**Prompt**
Whenever a picture appears in the records, exclude it, and transcribe everything else exactly.

**The data**
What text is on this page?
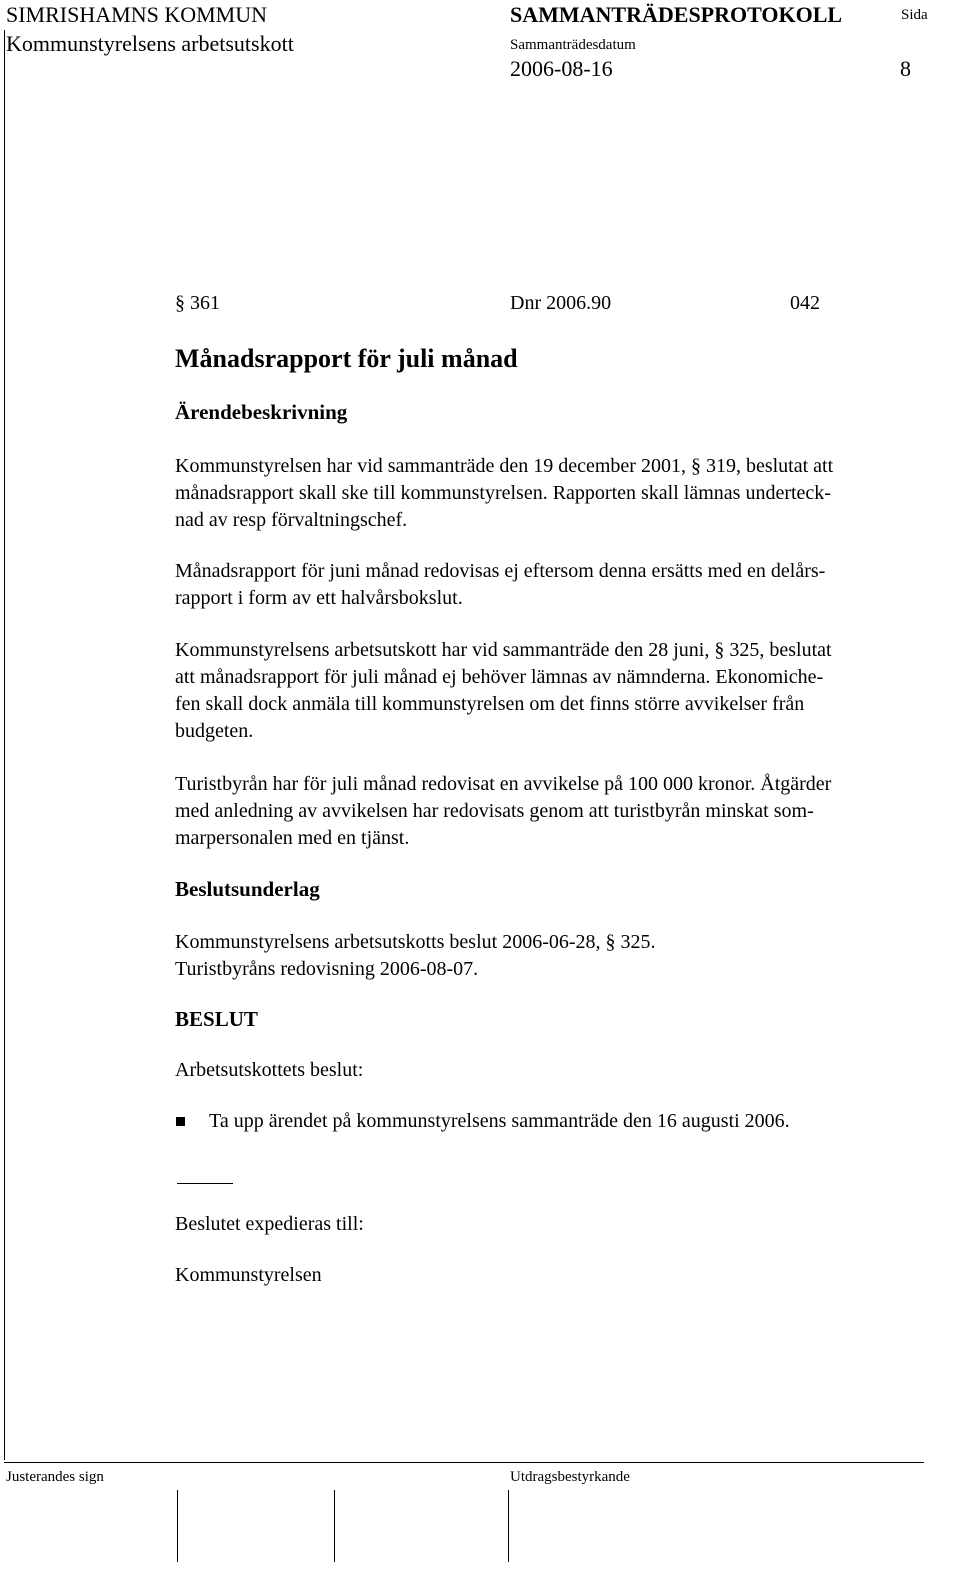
SIMRISHAMNS KOMMUN
Kommunstyrelsens arbetsutskott
SAMMANTRÄDESPROTOKOLL	Sida
Sammanträdesdatum
2006-08-16	8
§ 361	Dnr 2006.90	042
Månadsrapport för juli månad
Ärendebeskrivning
Kommunstyrelsen har vid sammanträde den 19 december 2001, § 319, beslutat att
månadsrapport skall ske till kommunstyrelsen. Rapporten skall lämnas underteck-
nad av resp förvaltningschef.
Månadsrapport för juni månad redovisas ej eftersom denna ersätts med en delårs-
rapport i form av ett halvårsbokslut.
Kommunstyrelsens arbetsutskott har vid sammanträde den 28 juni, § 325, beslutat
att månadsrapport för juli månad ej behöver lämnas av nämnderna. Ekonomiche-
fen skall dock anmäla till kommunstyrelsen om det finns större avvikelser från
budgeten.
Turistbyrån har för juli månad redovisat en avvikelse på 100 000 kronor. Åtgärder
med anledning av avvikelsen har redovisats genom att turistbyrån minskat som-
marpersonalen med en tjänst.
Beslutsunderlag
Kommunstyrelsens arbetsutskotts beslut 2006-06-28, § 325.
Turistbyråns redovisning 2006-08-07.
BESLUT
Arbetsutskottets beslut:
Ta upp ärendet på kommunstyrelsens sammanträde den 16 augusti 2006.
Beslutet expedieras till:
Kommunstyrelsen
Justerandes sign	Utdragsbestyrkande
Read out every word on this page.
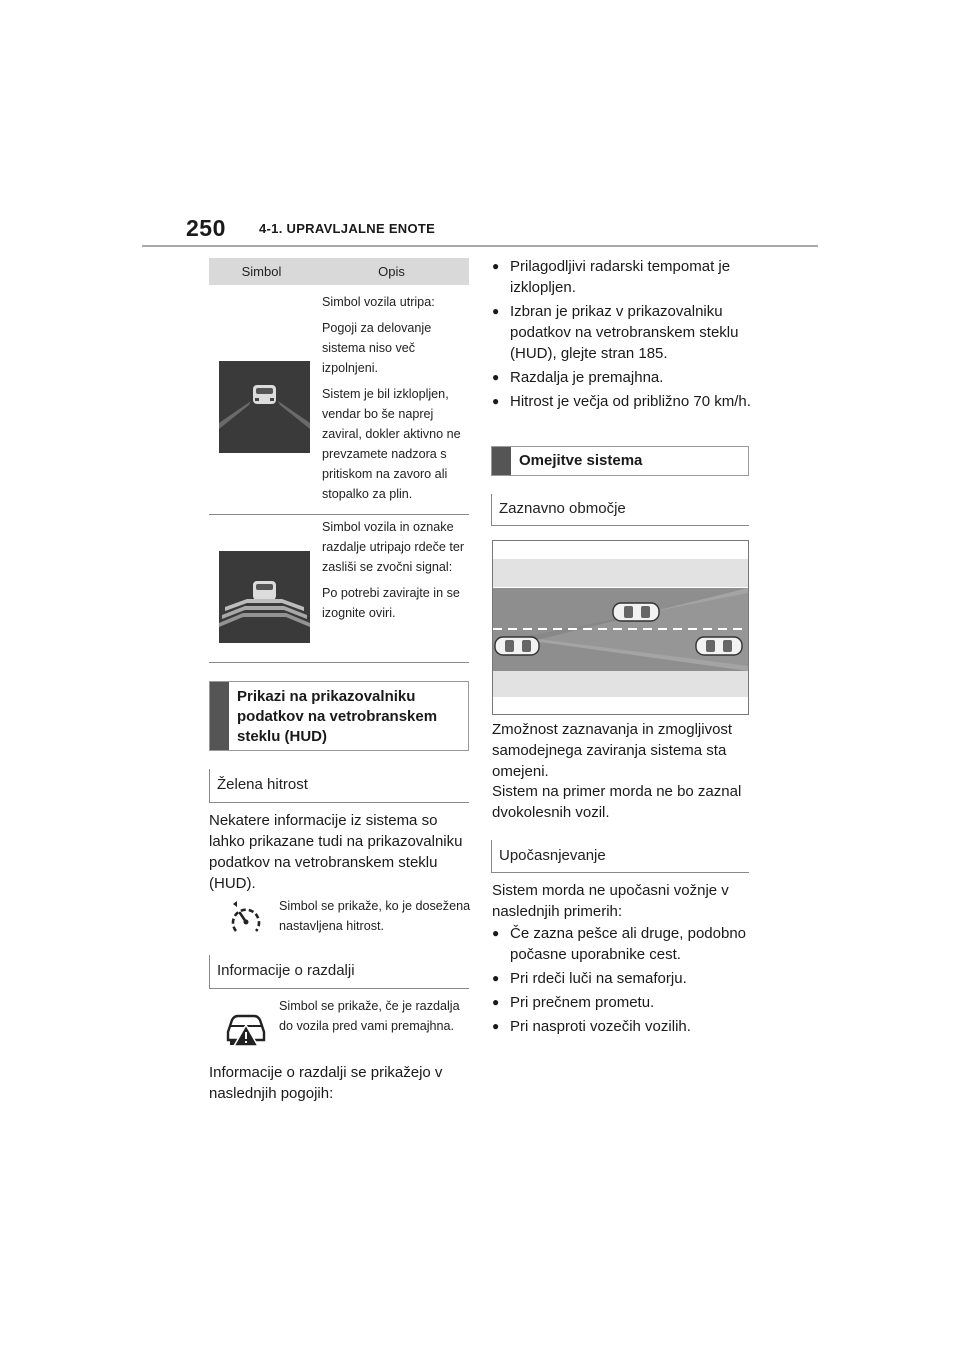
250	4-1. UPRAVLJALNE ENOTE
Simbol	Opis

Simbol vozila utripa:

Pogoji za delovanje sistema niso več izpolnjeni.

Sistem je bil izklopljen, vendar bo še naprej zaviral, dokler aktivno ne prevzamete nadzora s pritiskom na zavoro ali stopalko za plin.

Simbol vozila in oznake razdalje utripajo rdeče ter zasliši se zvočni signal:

Po potrebi zavirajte in se izognite oviri.

Prikazi na prikazovalniku podatkov na vetrobranskem steklu (HUD)
Želena hitrost
Nekatere informacije iz sistema so lahko prikazane tudi na prikazovalniku podatkov na vetrobranskem steklu (HUD).
Simbol se prikaže, ko je dosežena nastavljena hitrost.
Informacije o razdalji
Simbol se prikaže, če je razdalja do vozila pred vami premajhna.
Informacije o razdalji se prikažejo v naslednjih pogojih:
● Prilagodljivi radarski tempomat je izklopljen.
● Izbran je prikaz v prikazovalniku podatkov na vetrobranskem steklu (HUD), glejte stran 185.
● Razdalja je premajhna.
● Hitrost je večja od približno 70 km/h.
Omejitve sistema
Zaznavno območje
Zmožnost zaznavanja in zmogljivost samodejnega zaviranja sistema sta omejeni.
Sistem na primer morda ne bo zaznal dvokolesnih vozil.
Upočasnjevanje
Sistem morda ne upočasni vožnje v naslednjih primerih:
● Če zazna pešce ali druge, podobno počasne uporabnike cest.
● Pri rdeči luči na semaforju.
● Pri prečnem prometu.
● Pri nasproti vozečih vozilih.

**Result below**
What text is on this page?
SIMRISHAMNS KOMMUN
Kommunstyrelsens arbetsutskott
SAMMANTRÄDESPROTOKOLL	Sida
Sammanträdesdatum
2006-08-16	8
§ 361	Dnr 2006.90	042
Månadsrapport för juli månad
Ärendebeskrivning
Kommunstyrelsen har vid sammanträde den 19 december 2001, § 319, beslutat att
månadsrapport skall ske till kommunstyrelsen. Rapporten skall lämnas underteck-
nad av resp förvaltningschef.
Månadsrapport för juni månad redovisas ej eftersom denna ersätts med en delårs-
rapport i form av ett halvårsbokslut.
Kommunstyrelsens arbetsutskott har vid sammanträde den 28 juni, § 325, beslutat
att månadsrapport för juli månad ej behöver lämnas av nämnderna. Ekonomiche-
fen skall dock anmäla till kommunstyrelsen om det finns större avvikelser från
budgeten.
Turistbyrån har för juli månad redovisat en avvikelse på 100 000 kronor. Åtgärder
med anledning av avvikelsen har redovisats genom att turistbyrån minskat som-
marpersonalen med en tjänst.
Beslutsunderlag
Kommunstyrelsens arbetsutskotts beslut 2006-06-28, § 325.
Turistbyråns redovisning 2006-08-07.
BESLUT
Arbetsutskottets beslut:
Ta upp ärendet på kommunstyrelsens sammanträde den 16 augusti 2006.
Beslutet expedieras till:
Kommunstyrelsen
Justerandes sign	Utdragsbestyrkande
Read out every word on this page.
250	4-1. UPRAVLJALNE ENOTE
Simbol	Opis

Simbol vozila utripa:

Pogoji za delovanje sistema niso več izpolnjeni.

Sistem je bil izklopljen, vendar bo še naprej zaviral, dokler aktivno ne prevzamete nadzora s pritiskom na zavoro ali stopalko za plin.

Simbol vozila in oznake razdalje utripajo rdeče ter zasliši se zvočni signal:

Po potrebi zavirajte in se izognite oviri.

Prikazi na prikazovalniku podatkov na vetrobranskem steklu (HUD)
Želena hitrost
Nekatere informacije iz sistema so lahko prikazane tudi na prikazovalniku podatkov na vetrobranskem steklu (HUD).
Simbol se prikaže, ko je dosežena nastavljena hitrost.
Informacije o razdalji
Simbol se prikaže, če je razdalja do vozila pred vami premajhna.
Informacije o razdalji se prikažejo v naslednjih pogojih:
● Prilagodljivi radarski tempomat je izklopljen.
● Izbran je prikaz v prikazovalniku podatkov na vetrobranskem steklu (HUD), glejte stran 185.
● Razdalja je premajhna.
● Hitrost je večja od približno 70 km/h.
Omejitve sistema
Zaznavno območje
Zmožnost zaznavanja in zmogljivost samodejnega zaviranja sistema sta omejeni.
Sistem na primer morda ne bo zaznal dvokolesnih vozil.
Upočasnjevanje
Sistem morda ne upočasni vožnje v naslednjih primerih:
● Če zazna pešce ali druge, podobno počasne uporabnike cest.
● Pri rdeči luči na semaforju.
● Pri prečnem prometu.
● Pri nasproti vozečih vozilih.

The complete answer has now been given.